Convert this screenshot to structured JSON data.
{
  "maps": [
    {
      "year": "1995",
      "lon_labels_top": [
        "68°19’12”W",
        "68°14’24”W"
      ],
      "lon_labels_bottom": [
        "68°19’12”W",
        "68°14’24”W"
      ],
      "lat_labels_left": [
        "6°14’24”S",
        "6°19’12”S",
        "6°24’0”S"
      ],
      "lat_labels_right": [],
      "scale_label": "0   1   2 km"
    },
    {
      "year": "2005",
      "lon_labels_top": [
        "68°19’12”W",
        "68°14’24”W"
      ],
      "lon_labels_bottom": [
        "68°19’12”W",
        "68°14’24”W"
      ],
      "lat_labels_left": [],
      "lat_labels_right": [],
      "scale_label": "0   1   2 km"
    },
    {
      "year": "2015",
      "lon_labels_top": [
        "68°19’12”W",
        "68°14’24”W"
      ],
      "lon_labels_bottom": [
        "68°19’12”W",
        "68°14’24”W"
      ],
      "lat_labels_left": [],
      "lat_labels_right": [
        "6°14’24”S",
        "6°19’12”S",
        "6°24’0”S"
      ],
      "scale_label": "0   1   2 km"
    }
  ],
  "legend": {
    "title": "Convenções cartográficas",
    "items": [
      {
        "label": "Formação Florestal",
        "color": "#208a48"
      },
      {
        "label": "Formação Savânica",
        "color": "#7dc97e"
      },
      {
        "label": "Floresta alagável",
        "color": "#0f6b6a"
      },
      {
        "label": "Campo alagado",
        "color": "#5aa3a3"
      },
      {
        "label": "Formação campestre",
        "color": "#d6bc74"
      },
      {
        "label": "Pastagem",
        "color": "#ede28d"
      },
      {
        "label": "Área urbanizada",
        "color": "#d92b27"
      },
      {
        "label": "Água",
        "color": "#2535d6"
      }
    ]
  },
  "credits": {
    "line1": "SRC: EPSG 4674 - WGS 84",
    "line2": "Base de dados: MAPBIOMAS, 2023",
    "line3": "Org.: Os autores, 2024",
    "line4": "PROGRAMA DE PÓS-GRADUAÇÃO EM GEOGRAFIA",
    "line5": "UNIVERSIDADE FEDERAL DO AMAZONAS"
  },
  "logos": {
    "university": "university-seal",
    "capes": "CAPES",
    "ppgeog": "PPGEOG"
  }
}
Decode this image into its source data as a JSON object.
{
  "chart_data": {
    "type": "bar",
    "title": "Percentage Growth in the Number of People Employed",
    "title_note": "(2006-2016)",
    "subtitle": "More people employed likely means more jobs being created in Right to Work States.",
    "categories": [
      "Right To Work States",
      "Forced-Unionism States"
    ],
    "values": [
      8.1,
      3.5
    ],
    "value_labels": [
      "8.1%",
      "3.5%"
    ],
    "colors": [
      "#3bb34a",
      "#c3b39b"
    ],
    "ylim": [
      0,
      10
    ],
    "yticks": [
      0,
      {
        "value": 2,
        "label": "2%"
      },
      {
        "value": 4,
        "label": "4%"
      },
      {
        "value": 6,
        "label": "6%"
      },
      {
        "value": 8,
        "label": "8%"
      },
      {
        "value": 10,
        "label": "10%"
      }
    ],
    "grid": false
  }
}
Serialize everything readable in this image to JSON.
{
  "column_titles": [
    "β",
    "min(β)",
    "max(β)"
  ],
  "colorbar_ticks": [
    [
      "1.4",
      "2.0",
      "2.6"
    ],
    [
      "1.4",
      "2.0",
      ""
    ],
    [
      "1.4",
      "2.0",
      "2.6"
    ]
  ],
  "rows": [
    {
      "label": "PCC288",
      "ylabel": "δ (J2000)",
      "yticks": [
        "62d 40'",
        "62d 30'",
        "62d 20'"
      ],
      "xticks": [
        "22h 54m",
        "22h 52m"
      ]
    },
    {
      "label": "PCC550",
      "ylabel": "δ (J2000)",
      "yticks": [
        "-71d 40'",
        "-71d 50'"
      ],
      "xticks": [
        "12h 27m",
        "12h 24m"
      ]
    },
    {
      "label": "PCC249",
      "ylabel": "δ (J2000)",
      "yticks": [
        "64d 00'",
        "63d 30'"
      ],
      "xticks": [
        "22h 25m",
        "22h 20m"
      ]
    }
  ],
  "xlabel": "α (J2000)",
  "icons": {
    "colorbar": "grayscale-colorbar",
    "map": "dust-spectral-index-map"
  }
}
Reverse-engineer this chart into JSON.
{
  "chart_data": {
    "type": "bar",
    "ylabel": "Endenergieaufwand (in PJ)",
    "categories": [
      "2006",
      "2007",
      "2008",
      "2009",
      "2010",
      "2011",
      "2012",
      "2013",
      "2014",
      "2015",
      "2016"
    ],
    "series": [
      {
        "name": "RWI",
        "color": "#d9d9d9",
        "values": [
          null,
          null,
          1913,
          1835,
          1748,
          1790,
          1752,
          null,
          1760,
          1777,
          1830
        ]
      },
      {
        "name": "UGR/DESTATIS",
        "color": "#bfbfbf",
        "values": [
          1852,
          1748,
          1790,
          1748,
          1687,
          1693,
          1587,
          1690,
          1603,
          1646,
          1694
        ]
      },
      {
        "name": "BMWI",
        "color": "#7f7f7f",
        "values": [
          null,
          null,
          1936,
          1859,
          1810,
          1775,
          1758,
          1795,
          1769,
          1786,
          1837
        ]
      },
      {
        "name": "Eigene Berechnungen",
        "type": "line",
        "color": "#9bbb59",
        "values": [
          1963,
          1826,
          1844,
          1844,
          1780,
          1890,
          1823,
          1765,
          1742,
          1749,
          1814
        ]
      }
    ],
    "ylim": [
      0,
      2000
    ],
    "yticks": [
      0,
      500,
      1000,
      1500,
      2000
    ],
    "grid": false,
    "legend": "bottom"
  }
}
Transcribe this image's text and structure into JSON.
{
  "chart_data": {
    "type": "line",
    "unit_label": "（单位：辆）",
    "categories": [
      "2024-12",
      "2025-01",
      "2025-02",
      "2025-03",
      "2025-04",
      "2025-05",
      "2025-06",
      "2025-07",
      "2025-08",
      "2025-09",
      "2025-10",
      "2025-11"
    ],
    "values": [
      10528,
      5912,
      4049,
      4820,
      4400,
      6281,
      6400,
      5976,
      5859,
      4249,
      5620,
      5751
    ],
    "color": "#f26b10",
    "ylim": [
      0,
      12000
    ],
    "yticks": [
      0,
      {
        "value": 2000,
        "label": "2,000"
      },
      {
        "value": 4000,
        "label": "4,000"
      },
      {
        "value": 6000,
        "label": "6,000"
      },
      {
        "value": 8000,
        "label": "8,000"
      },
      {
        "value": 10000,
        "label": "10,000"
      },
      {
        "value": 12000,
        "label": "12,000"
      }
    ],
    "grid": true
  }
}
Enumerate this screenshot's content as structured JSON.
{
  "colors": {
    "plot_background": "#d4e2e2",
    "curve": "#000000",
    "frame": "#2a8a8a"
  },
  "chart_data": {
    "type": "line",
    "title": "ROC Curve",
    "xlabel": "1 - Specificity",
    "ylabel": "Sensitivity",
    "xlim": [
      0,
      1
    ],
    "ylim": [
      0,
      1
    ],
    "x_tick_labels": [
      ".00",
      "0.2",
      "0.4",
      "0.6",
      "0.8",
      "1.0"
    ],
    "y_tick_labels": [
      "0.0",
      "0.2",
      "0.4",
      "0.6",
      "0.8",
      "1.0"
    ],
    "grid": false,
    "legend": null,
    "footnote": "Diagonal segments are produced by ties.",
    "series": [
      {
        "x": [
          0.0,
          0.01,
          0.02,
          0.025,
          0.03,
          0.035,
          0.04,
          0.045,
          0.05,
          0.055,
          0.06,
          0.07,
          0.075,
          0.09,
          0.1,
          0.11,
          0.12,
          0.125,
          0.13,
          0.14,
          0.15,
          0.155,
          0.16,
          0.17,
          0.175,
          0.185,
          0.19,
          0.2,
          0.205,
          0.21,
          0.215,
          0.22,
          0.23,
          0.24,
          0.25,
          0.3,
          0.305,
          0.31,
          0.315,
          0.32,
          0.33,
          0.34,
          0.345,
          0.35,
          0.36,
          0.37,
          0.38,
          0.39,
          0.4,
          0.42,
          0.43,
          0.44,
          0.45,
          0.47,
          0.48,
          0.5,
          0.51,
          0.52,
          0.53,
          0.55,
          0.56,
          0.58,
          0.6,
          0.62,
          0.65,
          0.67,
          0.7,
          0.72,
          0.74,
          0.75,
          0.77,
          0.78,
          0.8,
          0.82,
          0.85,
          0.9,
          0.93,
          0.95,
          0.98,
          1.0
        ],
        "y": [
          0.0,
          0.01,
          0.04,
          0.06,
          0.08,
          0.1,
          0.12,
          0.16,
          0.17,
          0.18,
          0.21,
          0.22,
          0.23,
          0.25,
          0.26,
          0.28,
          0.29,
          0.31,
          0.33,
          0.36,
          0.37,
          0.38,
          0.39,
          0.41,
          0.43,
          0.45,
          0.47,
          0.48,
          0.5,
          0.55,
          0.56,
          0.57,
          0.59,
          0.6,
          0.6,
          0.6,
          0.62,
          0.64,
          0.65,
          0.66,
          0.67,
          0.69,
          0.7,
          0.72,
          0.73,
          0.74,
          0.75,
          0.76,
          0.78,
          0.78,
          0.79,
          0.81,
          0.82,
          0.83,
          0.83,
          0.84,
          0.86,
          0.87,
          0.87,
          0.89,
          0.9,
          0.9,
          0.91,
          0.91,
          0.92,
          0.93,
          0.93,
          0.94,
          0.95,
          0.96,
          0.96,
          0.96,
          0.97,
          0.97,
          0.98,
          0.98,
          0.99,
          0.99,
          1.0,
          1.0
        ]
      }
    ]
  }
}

§ STATED GOAL
Make a copy of each line that contains the string "JSON".

§ THE COMPLETED TASK
Convert this screenshot to structured JSON data.
Decode this image into its source data as a JSON object.
Serialize everything readable in this image to JSON.
Reverse-engineer this chart into JSON.
Transcribe this image's text and structure into JSON.
Enumerate this screenshot's content as structured JSON.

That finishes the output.